■ **WHAT YOU ARE ASKED TO DO**
Report all lines holding "ସହରର".

■ **MATERIAL PROVIDED**
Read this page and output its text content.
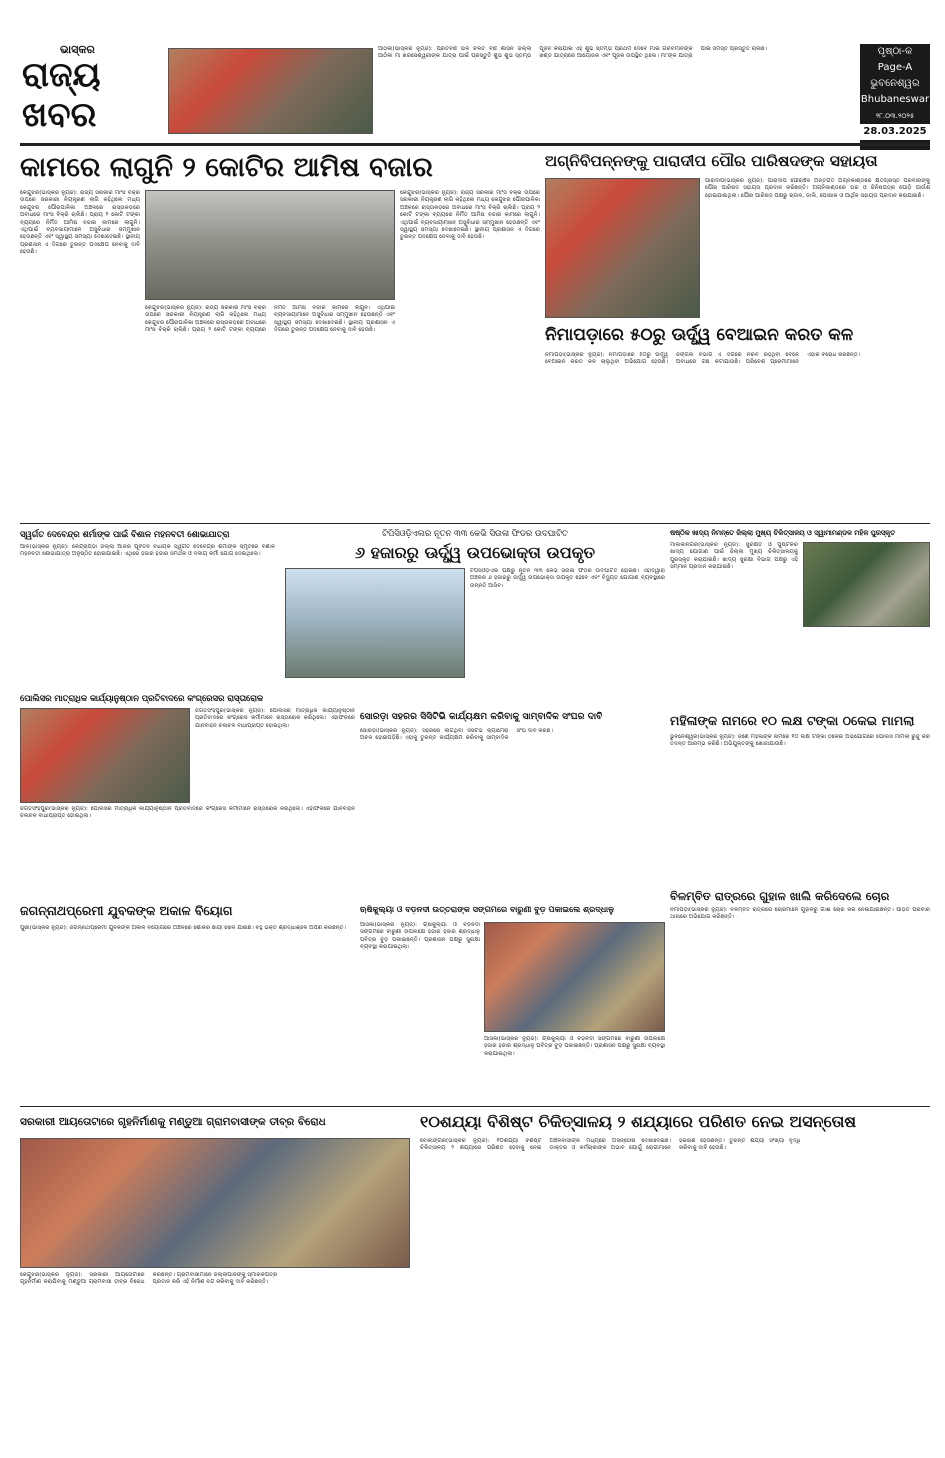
ଭାସ୍କର
ରାଜ୍ୟ
ଖବର
ଆଠିକା(ଭାସ୍କର ନ୍ୟୁଜ): ପ୍ରତିବର୍ଷ ଭଳି ଚଳିତ ବର୍ଷ ଶାସନ ଜିଲ୍ଲା ଆଠିକା ମା ଖରସେଶ୍ୱରୀଙ୍କ ଯାତ୍ରା ପାଇଁ ପ୍ରସ୍ତୁତି ଶୁଭ ଶୁଭ ସ୍ତମ୍ଭ ପୂଜନ କରାଯାଇ ଏହି ଶୁଭ ସ୍ତମ୍ଭ ପ୍ରଥମ ଦେବେ ମାଇ ଗରିବମାନଙ୍କ ଖଣ୍ଡ ଯାତ୍ରାରେ ଆୟୋଜକ ଏବଂ ପୂଜକ ଉପସ୍ଥିତ ଥିଲେ। ମା'ଙ୍କ ଯାତ୍ରା ପାଇଁ ସମସ୍ତ ପ୍ରସ୍ତୁତି ଚାଲିଛି।	ପୃଷ୍ଠା-କ
Page-A
ଭୁବନେଶ୍ୱର
Bhubaneswar
୨୮.୦୩.୨୦୨୫
28.03.2025
କାମରେ ଲାଗୁନି ୨ କୋଟିର ଆମିଷ ବଜାର
କେନ୍ଦୁଝର(ଭାସ୍କର ନ୍ୟୁଜ): ରାଜ୍ୟ ସରକାର ମାଂସ ବିକ୍ରି ଉପରେ ସରକାରୀ ନିୟନ୍ତ୍ରଣ ଲାଗି କହିଥିଲେ ମଧ୍ୟ କେନ୍ଦୁଝର ପୌରପାଳିକା ଅଞ୍ଚଳରେ ରାସ୍ତାକଡ଼ରେ ଅବାଧରେ ମାଂସ ବିକ୍ରି ଚାଲିଛି। ପ୍ରାୟ ୨ କୋଟି ଟଙ୍କା ବ୍ୟୟରେ ନିର୍ମିତ ଆମିଷ ବଜାର କାମରେ ଲାଗୁନି। ଏଥିପାଇଁ ବ୍ୟବସାୟୀମାନେ ଅସୁବିଧାର ସମ୍ମୁଖୀନ ହେଉଛନ୍ତି ଏବଂ ସ୍ୱାସ୍ଥ୍ୟ ସମସ୍ୟା ଦେଖାଦେଇଛି। ସ୍ଥାନୀୟ ପ୍ରଶାସନ ଏ ଦିଗରେ ତୁରନ୍ତ ପଦକ୍ଷେପ ନେବାକୁ ଦାବି ହେଉଛି।
କେନ୍ଦୁଝର(ଭାସ୍କର ନ୍ୟୁଜ): ରାଜ୍ୟ ସରକାର ମାଂସ ବିକ୍ରି ଉପରେ ସରକାରୀ ନିୟନ୍ତ୍ରଣ ଲାଗି କହିଥିଲେ ମଧ୍ୟ କେନ୍ଦୁଝର ପୌରପାଳିକା ଅଞ୍ଚଳରେ ରାସ୍ତାକଡ଼ରେ ଅବାଧରେ ମାଂସ ବିକ୍ରି ଚାଲିଛି। ପ୍ରାୟ ୨ କୋଟି ଟଙ୍କା ବ୍ୟୟରେ ନିର୍ମିତ ଆମିଷ ବଜାର କାମରେ ଲାଗୁନି। ଏଥିପାଇଁ ବ୍ୟବସାୟୀମାନେ ଅସୁବିଧାର ସମ୍ମୁଖୀନ ହେଉଛନ୍ତି ଏବଂ ସ୍ୱାସ୍ଥ୍ୟ ସମସ୍ୟା ଦେଖାଦେଇଛି। ସ୍ଥାନୀୟ ପ୍ରଶାସନ ଏ ଦିଗରେ ତୁରନ୍ତ ପଦକ୍ଷେପ ନେବାକୁ ଦାବି ହେଉଛି।
କେନ୍ଦୁଝର(ଭାସ୍କର ନ୍ୟୁଜ): ରାଜ୍ୟ ସରକାର ମାଂସ ବିକ୍ରି ଉପରେ ସରକାରୀ ନିୟନ୍ତ୍ରଣ ଲାଗି କହିଥିଲେ ମଧ୍ୟ କେନ୍ଦୁଝର ପୌରପାଳିକା ଅଞ୍ଚଳରେ ରାସ୍ତାକଡ଼ରେ ଅବାଧରେ ମାଂସ ବିକ୍ରି ଚାଲିଛି। ପ୍ରାୟ ୨ କୋଟି ଟଙ୍କା ବ୍ୟୟରେ ନିର୍ମିତ ଆମିଷ ବଜାର କାମରେ ଲାଗୁନି। ଏଥିପାଇଁ ବ୍ୟବସାୟୀମାନେ ଅସୁବିଧାର ସମ୍ମୁଖୀନ ହେଉଛନ୍ତି ଏବଂ ସ୍ୱାସ୍ଥ୍ୟ ସମସ୍ୟା ଦେଖାଦେଇଛି। ସ୍ଥାନୀୟ ପ୍ରଶାସନ ଏ ଦିଗରେ ତୁରନ୍ତ ପଦକ୍ଷେପ ନେବାକୁ ଦାବି ହେଉଛି।
ଅଗ୍ନିବିପନ୍ନଙ୍କୁ ପାରାଦୀପ ପୌର ପାରିଷଦଙ୍କ ସହାୟତା
ପାରାଦୀପ(ଭାସ୍କର ନ୍ୟୁଜ): ପାରାଦୀପ ପୌରାଞ୍ଚଳ ଅନ୍ତର୍ଗତ ଅଗ୍ନିକାଣ୍ଡରେ କ୍ଷତିଗ୍ରସ୍ତ ପରିବାରଙ୍କୁ ପୌର ପାରିଷଦ ସହାୟତା ପ୍ରଦାନ କରିଛନ୍ତି। ଅଗ୍ନିକାଣ୍ଡରେ ଘର ଓ ଜିନିଷପତ୍ର ପୋଡ଼ି ପାଉଁଶ ହୋଇଯାଇଥିଲା। ପୌର ପାରିଷଦ ପକ୍ଷରୁ ଚାଉଳ, ଡାଲି, ପୋଷାକ ଓ ଆର୍ଥିକ ସହାୟତା ପ୍ରଦାନ କରାଯାଇଛି।
ନିମାପଡ଼ାରେ ୫୦ରୁ ଊର୍ଦ୍ଧ୍ୱ ବେଆଇନ କରତ କଳ
ନିମାପଡ଼ା(ଭାସ୍କର ନ୍ୟୁଜ): ନିମାପଡ଼ାରେ ୫୦ରୁ ଊର୍ଦ୍ଧ୍ୱ ବେଆଇନ କରତ କଳ ଚାଲୁଥିବା ଅଭିଯୋଗ ହେଉଛି। ଜଙ୍ଗଲ ବିଭାଗ ଏ ଦିଗରେ ନିରବ ରହିଥିବା ବେଳେ ଅବାଧରେ ଗଛ କଟାଯାଉଛି। ପରିବେଶ ପ୍ରେମୀମାନେ ଏହାର ବିରୋଧ କରିଛନ୍ତି।
ସ୍ୱର୍ଗତ ଦେବେନ୍ଦ୍ର ଶର୍ମାଙ୍କ ପାଇଁ ବିଶାଳ ମହନବତୀ ଶୋଭାଯାତ୍ରା
ଆଳି(ଭାସ୍କର ନ୍ୟୁଜ): କେନ୍ଦ୍ରାପଡ଼ା ଜିଲ୍ଲା ଆଳିର ପୂର୍ବତନ ବିଧାୟକ ସ୍ୱର୍ଗତ ଦେବେନ୍ଦ୍ର ଶର୍ମାଙ୍କ ସ୍ମୃତିରେ ବିଶାଳ ମହନବତୀ ଶୋଭାଯାତ୍ରା ଅନୁଷ୍ଠିତ ହୋଇଯାଇଛି। ଏଥିରେ ହଜାର ହଜାର ସମର୍ଥକ ଓ ଦଳୀୟ କର୍ମୀ ଯୋଗ ଦେଇଥିଲେ।
ଟିପିସିଓଡ଼ିଏଲର ନୂତନ ୩୩ କେଭି ସିଉଳା ଫିଡର ଉଦଘାଟିତ
୬ ହଜାରରୁ ଊର୍ଦ୍ଧ୍ୱ ଉପଭୋକ୍ତା ଉପକୃତ
ଟିପିସିଓଡ଼ିଏଲ ପକ୍ଷରୁ ନୂତନ ୩୩ କେଭି ସିଉଳା ଫିଡର ଉଦଘାଟିତ ହୋଇଛି। ଏହାଦ୍ୱାରା ଅଞ୍ଚଳର ୬ ହଜାରରୁ ଊର୍ଦ୍ଧ୍ୱ ଉପଭୋକ୍ତା ଉପକୃତ ହେବେ ଏବଂ ବିଦ୍ୟୁତ ଯୋଗାଣ ବ୍ୟବସ୍ଥାରେ ଉନ୍ନତି ଆସିବ।
ଷଷ୍ଠିକ ଖାଦ୍ୟ ନିମନ୍ତେ ଜିଲ୍ଲା ମୁଖ୍ୟ ଚିକିତ୍ସାଳୟ ଓ ସ୍ୱାମୀମଣ୍ଡଳ ମହିଳ ପୁରସ୍କୃତ
ମାଲକାନଗିରି(ଭାସ୍କର ନ୍ୟୁଜ): ସୁରକ୍ଷିତ ଓ ପୁଷ୍ଟିକର ଖାଦ୍ୟ ଯୋଗାଣ ପାଇଁ ଜିଲ୍ଲା ମୁଖ୍ୟ ଚିକିତ୍ସାଳୟକୁ ପୁରସ୍କୃତ କରାଯାଇଛି। ଖାଦ୍ୟ ସୁରକ୍ଷା ବିଭାଗ ପକ୍ଷରୁ ଏହି ସମ୍ମାନ ପ୍ରଦାନ କରାଯାଇଛି।
ମହିଳାଙ୍କ ନାମରେ ୧୦ ଲକ୍ଷ ଟଙ୍କା ଠକେଇ ମାମଲା
ଭୁବନେଶ୍ୱର(ଭାସ୍କର ନ୍ୟୁଜ): ଜଣେ ମହିଳାଙ୍କ ନାମରେ ୧୦ ଲକ୍ଷ ଟଙ୍କା ଠକେଇ ଅଭିଯୋଗରେ ପୋଲିସ ମାମଲା ରୁଜୁ କରି ତଦନ୍ତ ଆରମ୍ଭ କରିଛି। ଅଭିଯୁକ୍ତଙ୍କୁ ଖୋଜାଯାଉଛି।
ପୋଲିସର ମାତ୍ରାଧିକ କାର୍ଯ୍ୟାନୁଷ୍ଠାନ ପ୍ରତିବାଦରେ କଂଗ୍ରେସର ରାସ୍ତାରୋକ
ଜଗତସିଂହପୁର(ଭାସ୍କର ନ୍ୟୁଜ): ପୋଲିସର ମାତ୍ରାଧିକ କାର୍ଯ୍ୟାନୁଷ୍ଠାନ ପ୍ରତିବାଦରେ କଂଗ୍ରେସ କର୍ମୀମାନେ ରାସ୍ତାରୋକ କରିଥିଲେ। ଏହାଫଳରେ ଯାନବାହନ ଚଳାଚଳ ବାଧାପ୍ରାପ୍ତ ହୋଇଥିଲା।
ଜଗତସିଂହପୁର(ଭାସ୍କର ନ୍ୟୁଜ): ପୋଲିସର ମାତ୍ରାଧିକ କାର୍ଯ୍ୟାନୁଷ୍ଠାନ ପ୍ରତିବାଦରେ କଂଗ୍ରେସ କର୍ମୀମାନେ ରାସ୍ତାରୋକ କରିଥିଲେ। ଏହାଫଳରେ ଯାନବାହନ ଚଳାଚଳ ବାଧାପ୍ରାପ୍ତ ହୋଇଥିଲା।
ସୋରଡ଼ା ସହରର ସିସିଟିଭି କାର୍ଯ୍ୟକ୍ଷମ କରିବାକୁ ସାମ୍ବାଦିକ ସଂଘର ଦାବି
ସୋରଡ଼ା(ଭାସ୍କର ନ୍ୟୁଜ): ସହରରେ ଲାଗିଥିବା ସିସିଟିଭି କ୍ୟାମେରା ଅଚଳ ହୋଇପଡ଼ିଛି। ଏହାକୁ ତୁରନ୍ତ କାର୍ଯ୍ୟକ୍ଷମ କରିବାକୁ ସାମ୍ବାଦିକ ସଂଘ ଦାବି କରିଛି।
ଜଗନ୍ନାଥପ୍ରେମୀ ଯୁବକଙ୍କ ଅକାଳ ବିୟୋଗ
ପୁରୀ(ଭାସ୍କର ନ୍ୟୁଜ): ଜଗନ୍ନାଥପ୍ରେମୀ ଯୁବକଙ୍କ ଅକାଳ ବିୟୋଗରେ ଅଞ୍ଚଳରେ ଶୋକର ଛାୟା ଖେଳି ଯାଇଛି। ବହୁ ଭକ୍ତ ଶ୍ରଦ୍ଧାଞ୍ଜଳି ଅର୍ପଣ କରିଛନ୍ତି।
ଋଷିକୁଲ୍ୟା ଓ ବଡ଼ନଦୀ ଉତ୍ତରାଙ୍କ ସଙ୍ଗମରେ ବାରୁଣୀ ବୁଡ଼ ପକାଇଲେ ଶ୍ରଦ୍ଧାଳୁ
ଆସିକା(ଭାସ୍କର ନ୍ୟୁଜ): ଋଷିକୁଲ୍ୟା ଓ ବଡ଼ନଦୀ ସଙ୍ଗମରେ ବାରୁଣୀ ଉପଲକ୍ଷେ ହଜାର ହଜାର ଶ୍ରଦ୍ଧାଳୁ ପବିତ୍ର ବୁଡ଼ ପକାଇଛନ୍ତି। ପ୍ରଶାସନ ପକ୍ଷରୁ ସୁରକ୍ଷା ବ୍ୟବସ୍ଥା କରାଯାଇଥିଲା।
ଆସିକା(ଭାସ୍କର ନ୍ୟୁଜ): ଋଷିକୁଲ୍ୟା ଓ ବଡ଼ନଦୀ ସଙ୍ଗମରେ ବାରୁଣୀ ଉପଲକ୍ଷେ ହଜାର ହଜାର ଶ୍ରଦ୍ଧାଳୁ ପବିତ୍ର ବୁଡ଼ ପକାଇଛନ୍ତି। ପ୍ରଶାସନ ପକ୍ଷରୁ ସୁରକ୍ଷା ବ୍ୟବସ୍ଥା କରାଯାଇଥିଲା।
ବିଳମ୍ବିତ ରାତ୍ରରେ ଗୁହାଳ ଖାଲି କରିଦେଲେ ଚୋର
ନିମାପଡ଼ା(ଭାସ୍କର ନ୍ୟୁଜ): ବିଳମ୍ବିତ ରାତ୍ରରେ ଚୋରମାନେ ଗୁହାଳରୁ ଗାଈ ଚୋରି କରି ନେଇଯାଇଛନ୍ତି। ପୀଡ଼ିତ ପରିବାର ଥାନାରେ ଅଭିଯୋଗ କରିଛନ୍ତି।
ସରକାରୀ ଆୟତୋଟାରେ ଗୃହନିର୍ମାଣକୁ ମଣ୍ଡୁଆ ଗ୍ରାମବାସୀଙ୍କ ତୀବ୍ର ବିରୋଧ
କେନ୍ଦୁଝର(ଭାସ୍କର ନ୍ୟୁଜ): ସରକାରୀ ଆୟତୋଟାରେ ଗୃହନିର୍ମାଣ କରାଯିବାକୁ ମଣ୍ଡୁଆ ଗ୍ରାମବାସୀ ତୀବ୍ର ବିରୋଧ କରିଛନ୍ତି। ଗ୍ରାମବାସୀମାନେ ଜିଲ୍ଲାପାଳଙ୍କୁ ସ୍ମାରକପତ୍ର ପ୍ରଦାନ କରି ଏହି ନିର୍ମାଣ ବନ୍ଦ କରିବାକୁ ଦାବି କରିଛନ୍ତି।
୧୦ଶଯ୍ୟା ବିଶିଷ୍ଟ ଚିକିତ୍ସାଳୟ ୨ ଶଯ୍ୟାରେ ପରିଣତ ନେଇ ଅସନ୍ତୋଷ
ବୋଲାଙ୍ଗିର(ଭାସ୍କର ନ୍ୟୁଜ): ୧୦ଶଯ୍ୟା ବିଶିଷ୍ଟ ଚିକିତ୍ସାଳୟ ୨ ଶଯ୍ୟାରେ ପରିଣତ ହେବାକୁ ନେଇ ଅଞ୍ଚଳବାସୀଙ୍କ ମଧ୍ୟରେ ଅସନ୍ତୋଷ ଦେଖାଦେଇଛି। ଡାକ୍ତର ଓ କର୍ମଚାରୀଙ୍କ ଅଭାବ ଯୋଗୁଁ ରୋଗୀମାନେ ହଇରାଣ ହେଉଛନ୍ତି। ତୁରନ୍ତ ଶଯ୍ୟା ସଂଖ୍ୟା ବୃଦ୍ଧି କରିବାକୁ ଦାବି ହେଉଛି।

■ **FULL OUTPUT**
ସୋରଡ଼ା ସହରର ସିସିଟିଭି କାର୍ଯ୍ୟକ୍ଷମ କରିବାକୁ ସାମ୍ବାଦିକ ସଂଘର ଦାବି
ସୋରଡ଼ା(ଭାସ୍କର ନ୍ୟୁଜ): ସହରରେ ଲାଗିଥିବା ସିସିଟିଭି କ୍ୟାମେରା ଅଚଳ ହୋଇପଡ଼ିଛି। ଏହାକୁ ତୁରନ୍ତ କାର୍ଯ୍ୟକ୍ଷମ କରିବାକୁ ସାମ୍ବାଦିକ ସଂଘ ଦାବି କରିଛି।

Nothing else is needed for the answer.